╭──

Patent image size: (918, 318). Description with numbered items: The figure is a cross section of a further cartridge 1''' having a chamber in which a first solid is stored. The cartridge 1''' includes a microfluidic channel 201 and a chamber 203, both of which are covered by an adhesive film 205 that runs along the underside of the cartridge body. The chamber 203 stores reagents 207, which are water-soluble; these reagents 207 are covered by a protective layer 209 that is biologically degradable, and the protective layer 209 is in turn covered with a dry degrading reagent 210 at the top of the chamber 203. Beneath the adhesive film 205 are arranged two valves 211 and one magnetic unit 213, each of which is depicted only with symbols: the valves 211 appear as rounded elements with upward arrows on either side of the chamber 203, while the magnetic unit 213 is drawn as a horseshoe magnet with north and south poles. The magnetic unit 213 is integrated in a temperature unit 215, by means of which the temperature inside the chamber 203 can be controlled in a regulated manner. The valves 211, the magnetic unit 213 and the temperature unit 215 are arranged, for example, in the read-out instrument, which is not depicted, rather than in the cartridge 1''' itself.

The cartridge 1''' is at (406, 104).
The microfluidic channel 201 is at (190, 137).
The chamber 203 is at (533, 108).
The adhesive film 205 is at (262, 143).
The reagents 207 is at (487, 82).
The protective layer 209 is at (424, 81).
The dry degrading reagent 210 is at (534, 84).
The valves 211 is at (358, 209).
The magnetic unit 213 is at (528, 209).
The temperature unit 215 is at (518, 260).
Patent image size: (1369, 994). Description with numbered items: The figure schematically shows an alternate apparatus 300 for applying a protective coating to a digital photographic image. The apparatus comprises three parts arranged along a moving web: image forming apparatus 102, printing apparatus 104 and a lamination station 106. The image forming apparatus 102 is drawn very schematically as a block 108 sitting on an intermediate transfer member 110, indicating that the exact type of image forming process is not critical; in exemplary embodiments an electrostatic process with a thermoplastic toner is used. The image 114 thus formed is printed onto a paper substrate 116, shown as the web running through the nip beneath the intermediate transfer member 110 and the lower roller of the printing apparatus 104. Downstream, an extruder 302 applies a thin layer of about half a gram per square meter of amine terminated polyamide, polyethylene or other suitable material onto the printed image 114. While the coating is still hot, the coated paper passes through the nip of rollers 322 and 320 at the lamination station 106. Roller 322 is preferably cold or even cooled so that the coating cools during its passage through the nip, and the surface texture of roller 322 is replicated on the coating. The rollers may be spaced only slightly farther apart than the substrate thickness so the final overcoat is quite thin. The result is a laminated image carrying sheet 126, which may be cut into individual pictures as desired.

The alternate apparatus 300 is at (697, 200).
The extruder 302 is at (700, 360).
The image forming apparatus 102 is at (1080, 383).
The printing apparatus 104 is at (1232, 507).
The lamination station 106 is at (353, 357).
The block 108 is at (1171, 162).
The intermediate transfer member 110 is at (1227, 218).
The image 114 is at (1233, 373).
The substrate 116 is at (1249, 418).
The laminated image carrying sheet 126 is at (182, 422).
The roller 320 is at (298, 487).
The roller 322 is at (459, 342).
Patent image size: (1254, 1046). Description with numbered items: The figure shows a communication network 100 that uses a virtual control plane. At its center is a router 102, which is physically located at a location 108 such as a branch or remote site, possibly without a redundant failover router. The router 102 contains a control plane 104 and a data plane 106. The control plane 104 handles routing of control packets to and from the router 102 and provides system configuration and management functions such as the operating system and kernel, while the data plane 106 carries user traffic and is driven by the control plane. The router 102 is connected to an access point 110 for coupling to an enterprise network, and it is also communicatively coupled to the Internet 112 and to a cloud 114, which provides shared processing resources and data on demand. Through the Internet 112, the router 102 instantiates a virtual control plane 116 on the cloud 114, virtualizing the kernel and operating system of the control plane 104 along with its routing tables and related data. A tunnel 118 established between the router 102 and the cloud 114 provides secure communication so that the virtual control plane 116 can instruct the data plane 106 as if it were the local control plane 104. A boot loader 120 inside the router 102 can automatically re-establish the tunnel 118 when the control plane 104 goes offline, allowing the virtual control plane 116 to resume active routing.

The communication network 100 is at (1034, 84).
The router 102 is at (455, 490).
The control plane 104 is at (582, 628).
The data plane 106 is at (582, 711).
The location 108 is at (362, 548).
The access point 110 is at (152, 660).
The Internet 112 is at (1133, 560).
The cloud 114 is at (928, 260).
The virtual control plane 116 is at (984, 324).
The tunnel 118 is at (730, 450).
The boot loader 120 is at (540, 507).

╰──

• [What the exercise asks]
Which lines in the rows above contain the string "chamber"? Pull out each of them in full, treating capital and lowercase letters as different.

• [Finished answer]
Patent image size: (918, 318). Description with numbered items: The figure is a cross section of a further cartridge 1''' having a chamber in which a first solid is stored. The cartridge 1''' includes a microfluidic channel 201 and a chamber 203, both of which are covered by an adhesive film 205 that runs along the underside of the cartridge body. The chamber 203 stores reagents 207, which are water-soluble; these reagents 207 are covered by a protective layer 209 that is biologically degradable, and the protective layer 209 is in turn covered with a dry degrading reagent 210 at the top of the chamber 203. Beneath the adhesive film 205 are arranged two valves 211 and one magnetic unit 213, each of which is depicted only with symbols: the valves 211 appear as rounded elements with upward arrows on either side of the chamber 203, while the magnetic unit 213 is drawn as a horseshoe magnet with north and south poles. The magnetic unit 213 is integrated in a temperature unit 215, by means of which the temperature inside the chamber 203 can be controlled in a regulated manner. The valves 211, the magnetic unit 213 and the temperature unit 215 are arranged, for example, in the read-out instrument, which is not depicted, rather than in the cartridge 1''' itself.
The chamber 203 is at (533, 108).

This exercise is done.